Request -> Give the number of lines that include the word "background", and nothing else.

---+---

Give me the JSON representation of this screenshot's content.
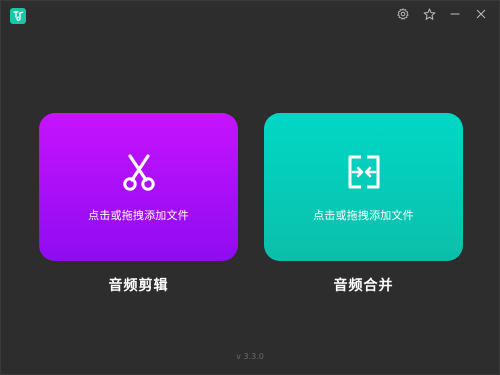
{
  "window": {
    "controls": [
      {
        "icon": "gear-icon"
      },
      {
        "icon": "star-icon"
      },
      {
        "icon": "minimize-icon"
      },
      {
        "icon": "close-icon"
      }
    ]
  },
  "cards": {
    "edit": {
      "hint": "点击或拖拽添加文件",
      "label": "音频剪辑",
      "icon": "scissors-icon",
      "gradient": [
        "#c712ff",
        "#8f0cf1"
      ]
    },
    "merge": {
      "hint": "点击或拖拽添加文件",
      "label": "音频合并",
      "icon": "merge-icon",
      "gradient": [
        "#00d8c6",
        "#0bbfaa"
      ]
    }
  },
  "footer": {
    "version": "v 3.3.0"
  },
  "colors": {
    "background": "#2d2d2d",
    "logo": "#19c7a8"
  }
}
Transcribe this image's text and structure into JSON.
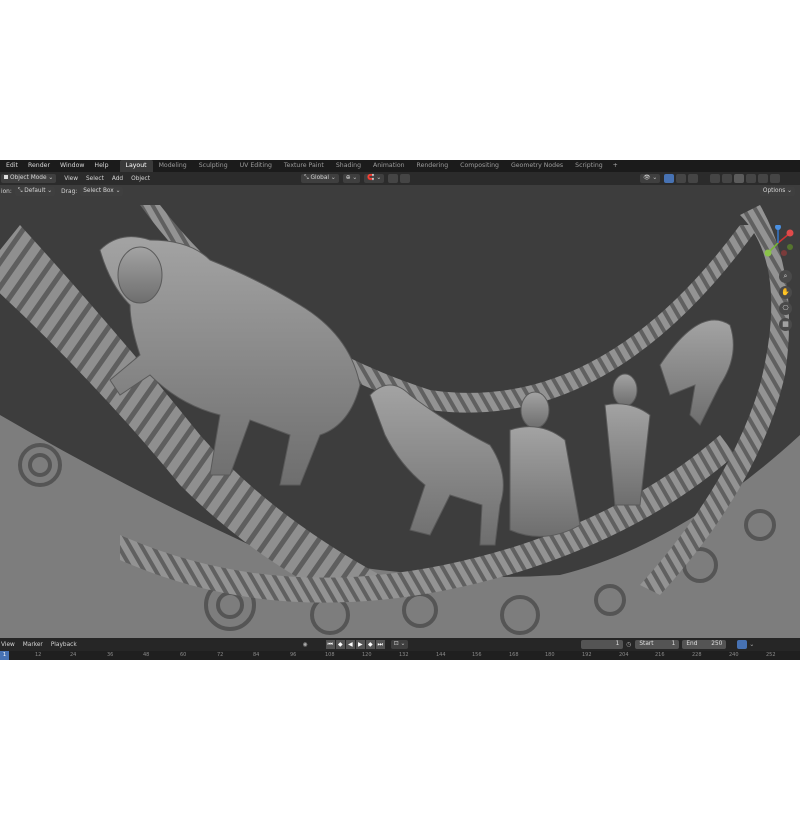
{
  "top_menu": [
    "Edit",
    "Render",
    "Window",
    "Help"
  ],
  "workspaces": [
    "Layout",
    "Modeling",
    "Sculpting",
    "UV Editing",
    "Texture Paint",
    "Shading",
    "Animation",
    "Rendering",
    "Compositing",
    "Geometry Nodes",
    "Scripting"
  ],
  "active_workspace": "Layout",
  "add_tab": "+",
  "header": {
    "mode": "Object Mode",
    "menus": [
      "View",
      "Select",
      "Add",
      "Object"
    ],
    "transform_orientation": "Global"
  },
  "tool_settings": {
    "orientation_label": "ion:",
    "orientation_value": "Default",
    "drag_label": "Drag:",
    "drag_value": "Select Box",
    "options": "Options"
  },
  "timeline": {
    "menus": [
      "View",
      "Marker",
      "Playback"
    ],
    "current_frame": "1",
    "start_label": "Start",
    "start_value": "1",
    "end_label": "End",
    "end_value": "250",
    "ruler": [
      "1",
      "12",
      "24",
      "36",
      "48",
      "60",
      "72",
      "84",
      "96",
      "108",
      "120",
      "132",
      "144",
      "156",
      "168",
      "180",
      "192",
      "204",
      "216",
      "228",
      "240",
      "252"
    ]
  },
  "colors": {
    "accent": "#4772b3",
    "mesh": "#8c8c8c",
    "background": "#3d3d3d"
  }
}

---+---

Result of this task -> 2